Subscribes to AWS IoT Core MQTT topics, enriches telemetry with vehicle metadata, and publishes to Redis pub/sub. Implements rate limiting (~10 msg/sec per device during testing) to prevent abuse.

AWS IoT Core → Enrich with DB metadata → Redis Pub/Sub (telemetry-stream)

Storage Service

Node.js • TimescaleDB

Batches telemetry writes to database, preventing DB overload from high-frequency data. Uses LRU cache for vehicle-to-account lookups.

Redis Pub/Sub → Buffer (5min) → Batch INSERT (100 rows) → TimescaleDB

WebSocket Gateway

Node.js • Socket.io • JWT

Handles REST API + Socket.io with JWT authentication. Implements room-based architecture for account-scoped broadcasts. Row-Level Security queries ensure data isolation.

Redis Pub/Sub → Filter by account_id → Socket.io Rooms → Frontend

Payment Service

Node.js • Stripe

Stripe integration for subscriptions. Plans: Free (7 vehicle), Pro (50 vehicles), Enterprise (500+ vehicles). Webhook verification with cryptographic signatures.

Stripe Checkout → Webhook Verify → Update DB → Emit license change

Remote Logging

Node.js • Stripe

One of the most important pieces on a backend, secure but reliable logging. I used Axiom for logging, which has a massive data ingestion capacity even on the free tier, without any latency issues. It has an online dashboard and filters to make it easy to identify normal, warning or critical events. Connection secrets stored on SSM make this secure too.

Vector service (Docker) → Websocket gateway global log/error handler with context messages → Axiom

Security Architecture

My earlier iterations had client-supplied account_id in requests, when locally testing backend-frontend flow on docker. This was an obvious but temporary security hole, which was refactored to extract identity from cryptographically verified JWT tokens, added database-level Row-Level Security policies, and implemented account-scoped WebSocket rooms. Defense in depth at every layer.

Layer 1: JWT Token Verification

// Every request verifies the JWT from AWS Cognito
const verifyToken = async (token) => {
  const verifier = CognitoJwtVerifier.create({
    userPoolId: process.env.COGNITO_USER_POOL_ID,
    tokenUse: "id",
    clientId: process.env.COGNITO_CLIENT_ID,
  });
  
  try {
    const payload = await verifier.verify(token);
    return {
      userId: payload.sub,  // Cryptographically verified user ID
      email: payload.email
    };
  } catch (error) {
    throw new Error('Invalid token');
  }
};

The frontend can no longer "tell" the server who the user is. The server extracts the user's identity from the cryptographically signed token. Even if an attacker intercepts the request, they cannot forge a valid JWT without AWS Cognito's private key.

Layer 2: Row-Level Security (RLS)

DATASET ROWS:

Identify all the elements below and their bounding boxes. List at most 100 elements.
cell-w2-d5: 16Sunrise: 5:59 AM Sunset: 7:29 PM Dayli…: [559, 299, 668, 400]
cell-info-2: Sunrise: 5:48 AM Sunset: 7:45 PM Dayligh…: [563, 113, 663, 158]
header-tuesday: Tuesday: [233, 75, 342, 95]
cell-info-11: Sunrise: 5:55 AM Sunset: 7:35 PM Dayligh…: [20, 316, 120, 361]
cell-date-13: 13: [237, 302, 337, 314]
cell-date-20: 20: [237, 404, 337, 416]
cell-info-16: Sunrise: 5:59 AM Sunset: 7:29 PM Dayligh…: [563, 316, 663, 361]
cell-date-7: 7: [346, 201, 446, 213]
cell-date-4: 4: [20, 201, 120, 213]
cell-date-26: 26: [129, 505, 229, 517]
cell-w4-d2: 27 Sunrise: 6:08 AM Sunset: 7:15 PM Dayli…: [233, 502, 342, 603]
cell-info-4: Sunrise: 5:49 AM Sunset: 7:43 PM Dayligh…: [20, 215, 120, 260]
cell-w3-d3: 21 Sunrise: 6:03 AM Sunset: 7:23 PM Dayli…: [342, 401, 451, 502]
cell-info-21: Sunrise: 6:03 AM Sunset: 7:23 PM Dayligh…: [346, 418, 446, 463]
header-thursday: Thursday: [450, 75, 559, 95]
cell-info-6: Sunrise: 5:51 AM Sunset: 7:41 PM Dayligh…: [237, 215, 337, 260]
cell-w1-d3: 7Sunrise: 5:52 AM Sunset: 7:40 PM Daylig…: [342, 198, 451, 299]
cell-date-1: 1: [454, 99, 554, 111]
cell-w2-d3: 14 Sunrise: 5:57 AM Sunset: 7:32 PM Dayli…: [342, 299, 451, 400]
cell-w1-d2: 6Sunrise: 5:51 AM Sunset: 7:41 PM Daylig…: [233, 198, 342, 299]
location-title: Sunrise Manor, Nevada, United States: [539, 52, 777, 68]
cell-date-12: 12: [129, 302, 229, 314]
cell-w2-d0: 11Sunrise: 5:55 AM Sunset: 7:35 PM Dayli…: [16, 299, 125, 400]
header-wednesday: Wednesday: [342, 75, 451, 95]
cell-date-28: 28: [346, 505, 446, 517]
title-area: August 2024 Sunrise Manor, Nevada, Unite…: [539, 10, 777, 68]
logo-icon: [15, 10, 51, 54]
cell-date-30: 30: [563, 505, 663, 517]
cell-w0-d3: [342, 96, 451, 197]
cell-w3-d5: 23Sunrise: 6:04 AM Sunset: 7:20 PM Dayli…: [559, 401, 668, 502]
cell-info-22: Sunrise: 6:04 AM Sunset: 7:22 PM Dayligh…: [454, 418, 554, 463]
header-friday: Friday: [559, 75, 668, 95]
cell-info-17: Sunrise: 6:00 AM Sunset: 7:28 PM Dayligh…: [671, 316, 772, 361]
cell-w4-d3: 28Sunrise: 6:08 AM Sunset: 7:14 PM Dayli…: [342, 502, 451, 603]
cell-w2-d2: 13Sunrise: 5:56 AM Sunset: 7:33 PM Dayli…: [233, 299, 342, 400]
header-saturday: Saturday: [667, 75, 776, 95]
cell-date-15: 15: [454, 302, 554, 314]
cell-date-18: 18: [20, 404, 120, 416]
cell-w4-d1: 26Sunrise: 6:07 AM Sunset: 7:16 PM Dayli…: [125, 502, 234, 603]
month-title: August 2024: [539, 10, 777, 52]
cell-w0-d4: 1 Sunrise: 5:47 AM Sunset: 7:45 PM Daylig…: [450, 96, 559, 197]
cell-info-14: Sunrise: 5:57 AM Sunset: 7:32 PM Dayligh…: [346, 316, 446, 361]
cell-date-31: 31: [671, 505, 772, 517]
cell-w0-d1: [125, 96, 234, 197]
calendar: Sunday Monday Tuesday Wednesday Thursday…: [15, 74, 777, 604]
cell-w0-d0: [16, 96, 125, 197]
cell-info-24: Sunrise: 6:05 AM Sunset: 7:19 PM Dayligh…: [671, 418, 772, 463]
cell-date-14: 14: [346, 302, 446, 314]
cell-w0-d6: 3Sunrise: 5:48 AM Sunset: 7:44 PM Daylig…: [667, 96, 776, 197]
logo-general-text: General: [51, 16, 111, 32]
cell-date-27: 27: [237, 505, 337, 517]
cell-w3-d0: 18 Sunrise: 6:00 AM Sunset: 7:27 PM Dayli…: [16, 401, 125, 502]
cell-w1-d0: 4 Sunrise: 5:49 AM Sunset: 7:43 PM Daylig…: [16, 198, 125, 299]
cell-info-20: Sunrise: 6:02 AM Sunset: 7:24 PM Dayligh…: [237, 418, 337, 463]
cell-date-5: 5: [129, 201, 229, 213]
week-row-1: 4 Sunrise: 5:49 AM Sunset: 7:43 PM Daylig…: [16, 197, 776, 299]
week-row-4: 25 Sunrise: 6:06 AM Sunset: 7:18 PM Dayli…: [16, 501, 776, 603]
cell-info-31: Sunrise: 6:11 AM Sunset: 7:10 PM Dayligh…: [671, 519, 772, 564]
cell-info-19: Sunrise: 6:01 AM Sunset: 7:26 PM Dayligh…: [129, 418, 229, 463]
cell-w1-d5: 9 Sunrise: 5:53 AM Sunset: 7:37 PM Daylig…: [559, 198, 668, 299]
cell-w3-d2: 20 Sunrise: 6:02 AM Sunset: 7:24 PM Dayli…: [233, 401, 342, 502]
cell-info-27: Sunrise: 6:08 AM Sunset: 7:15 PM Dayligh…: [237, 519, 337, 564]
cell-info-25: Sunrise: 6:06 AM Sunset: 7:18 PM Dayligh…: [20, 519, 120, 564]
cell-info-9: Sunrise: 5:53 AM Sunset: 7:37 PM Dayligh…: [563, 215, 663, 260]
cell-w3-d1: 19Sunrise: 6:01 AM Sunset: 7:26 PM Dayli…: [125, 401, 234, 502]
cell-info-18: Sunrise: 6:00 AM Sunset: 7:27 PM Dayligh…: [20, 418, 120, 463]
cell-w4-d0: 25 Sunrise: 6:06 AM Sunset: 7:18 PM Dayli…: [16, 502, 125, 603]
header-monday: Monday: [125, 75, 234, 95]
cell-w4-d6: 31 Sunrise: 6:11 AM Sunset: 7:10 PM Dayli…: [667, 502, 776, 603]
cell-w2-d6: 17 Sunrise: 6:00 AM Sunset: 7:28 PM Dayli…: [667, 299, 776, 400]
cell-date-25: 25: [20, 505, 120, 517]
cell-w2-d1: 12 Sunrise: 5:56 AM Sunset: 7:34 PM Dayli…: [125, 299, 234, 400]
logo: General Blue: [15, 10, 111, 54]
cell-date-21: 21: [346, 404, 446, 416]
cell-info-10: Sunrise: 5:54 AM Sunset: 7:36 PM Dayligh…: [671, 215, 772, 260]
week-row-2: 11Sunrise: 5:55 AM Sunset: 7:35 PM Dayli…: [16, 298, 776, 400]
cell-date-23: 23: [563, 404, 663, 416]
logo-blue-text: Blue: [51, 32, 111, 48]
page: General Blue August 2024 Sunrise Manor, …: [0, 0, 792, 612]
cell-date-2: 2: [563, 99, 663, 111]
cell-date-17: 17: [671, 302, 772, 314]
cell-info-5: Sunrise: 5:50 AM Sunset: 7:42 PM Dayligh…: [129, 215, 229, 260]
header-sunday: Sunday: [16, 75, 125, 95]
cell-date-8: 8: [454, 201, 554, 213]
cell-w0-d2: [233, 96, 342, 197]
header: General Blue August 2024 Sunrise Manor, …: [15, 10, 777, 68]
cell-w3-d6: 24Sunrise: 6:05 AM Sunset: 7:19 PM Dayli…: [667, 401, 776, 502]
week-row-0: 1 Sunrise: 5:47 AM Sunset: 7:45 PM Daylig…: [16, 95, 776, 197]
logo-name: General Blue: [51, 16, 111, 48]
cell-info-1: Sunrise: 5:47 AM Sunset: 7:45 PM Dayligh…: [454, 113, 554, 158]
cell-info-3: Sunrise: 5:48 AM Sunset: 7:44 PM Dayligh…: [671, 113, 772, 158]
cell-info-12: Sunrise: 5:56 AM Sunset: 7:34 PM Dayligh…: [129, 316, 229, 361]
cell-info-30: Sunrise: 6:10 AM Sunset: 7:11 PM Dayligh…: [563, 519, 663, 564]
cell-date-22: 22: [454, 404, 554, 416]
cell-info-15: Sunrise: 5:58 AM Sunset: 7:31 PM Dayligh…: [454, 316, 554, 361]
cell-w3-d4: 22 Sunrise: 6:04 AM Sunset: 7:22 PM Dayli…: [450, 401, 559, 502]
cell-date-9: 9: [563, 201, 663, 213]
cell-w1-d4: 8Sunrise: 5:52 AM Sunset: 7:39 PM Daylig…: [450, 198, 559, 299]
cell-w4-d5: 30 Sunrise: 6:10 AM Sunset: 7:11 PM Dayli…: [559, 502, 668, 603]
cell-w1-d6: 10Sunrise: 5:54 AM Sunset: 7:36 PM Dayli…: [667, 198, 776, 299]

JOB: In the architecture write-up, which service was used for remote logging? Rely only on the architecture write-up to respond.

RESULT: Axiom was used for remote logging.